Copy out the stretch of the listing from the line containing "Patent image size: (1020, 1048)." through the line containing "The make contacts", both included, with nothing changed.
::::
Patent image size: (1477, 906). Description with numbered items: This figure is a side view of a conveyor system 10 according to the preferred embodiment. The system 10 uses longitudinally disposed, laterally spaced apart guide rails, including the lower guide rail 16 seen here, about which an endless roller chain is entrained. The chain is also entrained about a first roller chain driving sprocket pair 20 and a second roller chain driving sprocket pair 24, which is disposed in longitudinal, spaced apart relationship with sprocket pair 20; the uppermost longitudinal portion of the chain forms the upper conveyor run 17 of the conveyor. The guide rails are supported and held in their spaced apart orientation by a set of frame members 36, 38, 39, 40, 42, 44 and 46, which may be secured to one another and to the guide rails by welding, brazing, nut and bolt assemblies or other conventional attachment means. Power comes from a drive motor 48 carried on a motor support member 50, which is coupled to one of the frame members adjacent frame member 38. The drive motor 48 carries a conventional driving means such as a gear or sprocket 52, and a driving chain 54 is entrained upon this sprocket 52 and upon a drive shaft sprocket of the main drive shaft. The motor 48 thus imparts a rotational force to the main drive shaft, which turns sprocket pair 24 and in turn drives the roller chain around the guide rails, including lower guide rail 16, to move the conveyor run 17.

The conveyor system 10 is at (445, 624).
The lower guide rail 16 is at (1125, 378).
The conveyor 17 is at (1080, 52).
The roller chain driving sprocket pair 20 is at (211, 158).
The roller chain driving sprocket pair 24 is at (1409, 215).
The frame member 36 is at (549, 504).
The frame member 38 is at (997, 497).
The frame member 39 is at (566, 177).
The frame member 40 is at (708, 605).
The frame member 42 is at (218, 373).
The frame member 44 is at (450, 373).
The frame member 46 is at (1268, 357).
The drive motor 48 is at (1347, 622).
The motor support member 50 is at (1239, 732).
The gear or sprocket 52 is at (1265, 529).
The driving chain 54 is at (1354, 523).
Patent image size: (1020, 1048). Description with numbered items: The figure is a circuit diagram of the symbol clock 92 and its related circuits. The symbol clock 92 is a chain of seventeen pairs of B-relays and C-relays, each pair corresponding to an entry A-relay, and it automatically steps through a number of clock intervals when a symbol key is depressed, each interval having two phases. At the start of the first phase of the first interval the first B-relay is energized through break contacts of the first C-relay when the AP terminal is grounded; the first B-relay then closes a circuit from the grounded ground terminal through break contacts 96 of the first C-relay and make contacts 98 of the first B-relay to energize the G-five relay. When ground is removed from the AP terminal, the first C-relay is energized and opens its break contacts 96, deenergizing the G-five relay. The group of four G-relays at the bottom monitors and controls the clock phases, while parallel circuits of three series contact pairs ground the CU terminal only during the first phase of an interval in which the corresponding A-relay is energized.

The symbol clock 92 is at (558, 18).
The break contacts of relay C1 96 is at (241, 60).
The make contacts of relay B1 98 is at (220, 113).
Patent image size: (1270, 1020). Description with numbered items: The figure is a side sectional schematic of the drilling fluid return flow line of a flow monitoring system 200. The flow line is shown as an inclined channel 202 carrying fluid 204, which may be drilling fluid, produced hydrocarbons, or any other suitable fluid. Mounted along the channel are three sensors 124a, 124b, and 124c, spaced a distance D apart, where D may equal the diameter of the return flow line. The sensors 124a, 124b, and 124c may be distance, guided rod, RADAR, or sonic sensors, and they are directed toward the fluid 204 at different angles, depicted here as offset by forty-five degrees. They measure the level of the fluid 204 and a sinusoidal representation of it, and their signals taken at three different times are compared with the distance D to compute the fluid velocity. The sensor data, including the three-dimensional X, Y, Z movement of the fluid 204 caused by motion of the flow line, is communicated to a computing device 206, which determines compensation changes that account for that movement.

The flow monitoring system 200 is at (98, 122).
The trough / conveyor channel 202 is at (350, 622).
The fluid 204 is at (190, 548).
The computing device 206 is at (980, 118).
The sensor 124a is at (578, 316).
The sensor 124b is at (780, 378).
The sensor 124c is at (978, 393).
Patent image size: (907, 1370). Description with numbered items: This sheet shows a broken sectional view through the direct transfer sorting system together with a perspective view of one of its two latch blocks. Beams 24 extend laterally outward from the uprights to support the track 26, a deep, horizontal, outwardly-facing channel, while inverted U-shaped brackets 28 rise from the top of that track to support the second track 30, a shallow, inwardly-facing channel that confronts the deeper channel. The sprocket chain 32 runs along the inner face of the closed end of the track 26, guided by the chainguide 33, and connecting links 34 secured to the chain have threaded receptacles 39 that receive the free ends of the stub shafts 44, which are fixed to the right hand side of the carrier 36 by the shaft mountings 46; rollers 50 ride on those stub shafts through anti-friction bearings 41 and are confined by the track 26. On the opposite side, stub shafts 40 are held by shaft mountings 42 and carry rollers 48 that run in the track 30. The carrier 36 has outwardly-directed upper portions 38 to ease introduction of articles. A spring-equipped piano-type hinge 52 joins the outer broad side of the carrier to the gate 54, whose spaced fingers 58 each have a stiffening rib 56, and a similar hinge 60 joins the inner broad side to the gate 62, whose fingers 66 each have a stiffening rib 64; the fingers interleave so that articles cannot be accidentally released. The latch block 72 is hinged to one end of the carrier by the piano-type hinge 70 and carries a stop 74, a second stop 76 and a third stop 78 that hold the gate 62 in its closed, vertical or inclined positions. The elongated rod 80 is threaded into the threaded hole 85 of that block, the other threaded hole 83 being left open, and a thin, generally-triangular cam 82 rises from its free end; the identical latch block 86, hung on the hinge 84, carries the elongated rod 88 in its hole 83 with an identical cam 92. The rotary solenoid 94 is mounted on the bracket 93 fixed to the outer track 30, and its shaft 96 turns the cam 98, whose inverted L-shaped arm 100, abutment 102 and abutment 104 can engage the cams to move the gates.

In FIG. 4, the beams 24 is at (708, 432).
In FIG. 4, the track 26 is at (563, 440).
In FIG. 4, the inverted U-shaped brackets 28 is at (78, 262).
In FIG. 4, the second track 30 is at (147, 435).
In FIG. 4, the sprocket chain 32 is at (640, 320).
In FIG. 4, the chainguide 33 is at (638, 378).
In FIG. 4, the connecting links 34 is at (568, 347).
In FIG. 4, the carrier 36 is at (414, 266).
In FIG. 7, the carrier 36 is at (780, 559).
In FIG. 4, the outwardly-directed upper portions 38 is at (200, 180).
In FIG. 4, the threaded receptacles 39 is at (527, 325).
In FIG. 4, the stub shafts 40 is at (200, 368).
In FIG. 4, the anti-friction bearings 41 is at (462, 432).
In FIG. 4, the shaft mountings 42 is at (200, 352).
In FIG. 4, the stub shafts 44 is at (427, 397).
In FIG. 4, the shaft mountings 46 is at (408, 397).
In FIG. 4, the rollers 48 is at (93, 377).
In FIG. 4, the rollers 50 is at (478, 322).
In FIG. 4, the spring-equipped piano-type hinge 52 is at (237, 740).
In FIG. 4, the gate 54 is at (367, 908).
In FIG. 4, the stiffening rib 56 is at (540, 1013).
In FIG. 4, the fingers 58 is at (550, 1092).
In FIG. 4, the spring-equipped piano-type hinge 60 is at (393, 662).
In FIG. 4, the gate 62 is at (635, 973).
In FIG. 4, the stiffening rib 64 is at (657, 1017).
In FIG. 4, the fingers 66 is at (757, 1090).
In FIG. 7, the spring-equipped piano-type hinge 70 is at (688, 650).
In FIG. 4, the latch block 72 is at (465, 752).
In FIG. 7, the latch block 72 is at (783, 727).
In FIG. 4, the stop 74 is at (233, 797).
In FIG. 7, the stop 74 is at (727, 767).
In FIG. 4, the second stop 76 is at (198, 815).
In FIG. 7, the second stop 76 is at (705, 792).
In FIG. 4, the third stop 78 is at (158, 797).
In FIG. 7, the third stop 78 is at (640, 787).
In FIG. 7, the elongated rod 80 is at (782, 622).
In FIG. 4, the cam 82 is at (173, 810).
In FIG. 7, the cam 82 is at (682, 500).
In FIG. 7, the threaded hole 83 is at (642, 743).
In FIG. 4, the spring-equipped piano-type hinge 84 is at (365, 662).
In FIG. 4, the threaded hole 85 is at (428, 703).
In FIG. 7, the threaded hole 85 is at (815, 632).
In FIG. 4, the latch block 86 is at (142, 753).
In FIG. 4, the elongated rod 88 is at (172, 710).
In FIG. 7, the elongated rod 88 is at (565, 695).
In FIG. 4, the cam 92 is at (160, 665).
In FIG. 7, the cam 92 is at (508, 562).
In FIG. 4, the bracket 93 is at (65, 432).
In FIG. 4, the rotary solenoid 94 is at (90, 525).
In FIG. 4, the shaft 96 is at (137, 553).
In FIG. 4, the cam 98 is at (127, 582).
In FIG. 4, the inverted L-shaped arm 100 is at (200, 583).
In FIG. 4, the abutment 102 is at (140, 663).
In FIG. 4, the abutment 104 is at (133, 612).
::::
> Solved problem:
Patent image size: (1020, 1048). Description with numbered items: The figure is a circuit diagram of the symbol clock 92 and its related circuits. The symbol clock 92 is a chain of seventeen pairs of B-relays and C-relays, each pair corresponding to an entry A-relay, and it automatically steps through a number of clock intervals when a symbol key is depressed, each interval having two phases. At the start of the first phase of the first interval the first B-relay is energized through break contacts of the first C-relay when the AP terminal is grounded; the first B-relay then closes a circuit from the grounded ground terminal through break contacts 96 of the first C-relay and make contacts 98 of the first B-relay to energize the G-five relay. When ground is removed from the AP terminal, the first C-relay is energized and opens its break contacts 96, deenergizing the G-five relay. The group of four G-relays at the bottom monitors and controls the clock phases, while parallel circuits of three series contact pairs ground the CU terminal only during the first phase of an interval in which the corresponding A-relay is energized.

The symbol clock 92 is at (558, 18).
The break contacts of relay C1 96 is at (241, 60).
The make contacts of relay B1 98 is at (220, 113).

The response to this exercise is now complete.